__Exercise materials__:
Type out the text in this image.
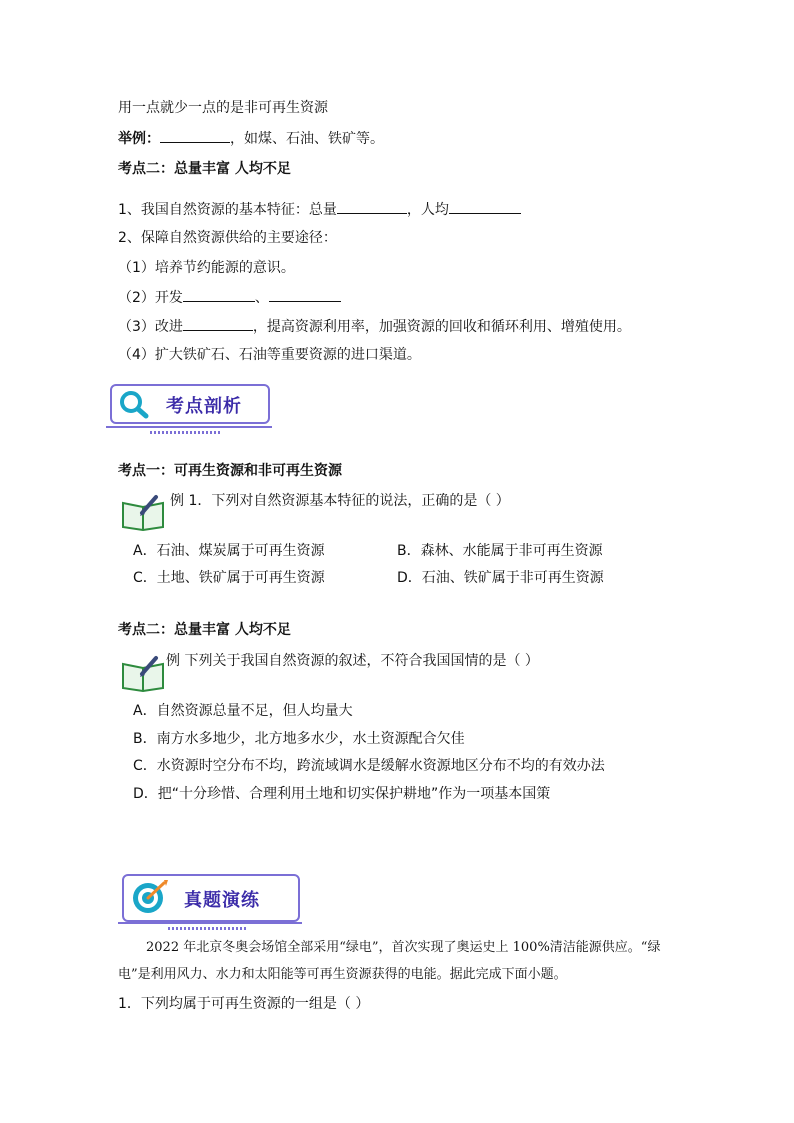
用一点就少一点的是非可再生资源
举例：	，如煤、石油、铁矿等。
考点二：总量丰富 人均不足
1、我国自然资源的基本特征：总量	，人均
2、保障自然资源供给的主要途径：
（1）培养节约能源的意识。
（2）开发	、
（3）改进	，提高资源利用率，加强资源的回收和循环利用、增殖使用。
（4）扩大铁矿石、石油等重要资源的进口渠道。
考点剖析
考点一：可再生资源和非可再生资源
例 1．下列对自然资源基本特征的说法，正确的是（ ）
A．石油、煤炭属于可再生资源	B．森林、水能属于非可再生资源
C．土地、铁矿属于可再生资源	D．石油、铁矿属于非可再生资源
考点二：总量丰富 人均不足
例 下列关于我国自然资源的叙述，不符合我国国情的是（ ）
A．自然资源总量不足，但人均量大
B．南方水多地少，北方地多水少，水土资源配合欠佳
C．水资源时空分布不均，跨流域调水是缓解水资源地区分布不均的有效办法
D．把“十分珍惜、合理利用土地和切实保护耕地”作为一项基本国策
真题演练
2022 年北京冬奥会场馆全部采用“绿电”，首次实现了奥运史上 100%清洁能源供应。“绿
电”是利用风力、水力和太阳能等可再生资源获得的电能。据此完成下面小题。
1．下列均属于可再生资源的一组是（ ）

__Written instruction__: Quote the material word for word, dropping any images it holds.

__Answer to the problem__:
Type out the text in this image.
用一点就少一点的是非可再生资源
举例：	，如煤、石油、铁矿等。
考点二：总量丰富 人均不足
1、我国自然资源的基本特征：总量	，人均
2、保障自然资源供给的主要途径：
（1）培养节约能源的意识。
（2）开发	、
（3）改进	，提高资源利用率，加强资源的回收和循环利用、增殖使用。
（4）扩大铁矿石、石油等重要资源的进口渠道。
考点剖析
考点一：可再生资源和非可再生资源
例 1．下列对自然资源基本特征的说法，正确的是（ ）
A．石油、煤炭属于可再生资源	B．森林、水能属于非可再生资源
C．土地、铁矿属于可再生资源	D．石油、铁矿属于非可再生资源
考点二：总量丰富 人均不足
例 下列关于我国自然资源的叙述，不符合我国国情的是（ ）
A．自然资源总量不足，但人均量大
B．南方水多地少，北方地多水少，水土资源配合欠佳
C．水资源时空分布不均，跨流域调水是缓解水资源地区分布不均的有效办法
D．把“十分珍惜、合理利用土地和切实保护耕地”作为一项基本国策
真题演练
2022 年北京冬奥会场馆全部采用“绿电”，首次实现了奥运史上 100%清洁能源供应。“绿
电”是利用风力、水力和太阳能等可再生资源获得的电能。据此完成下面小题。
1．下列均属于可再生资源的一组是（ ）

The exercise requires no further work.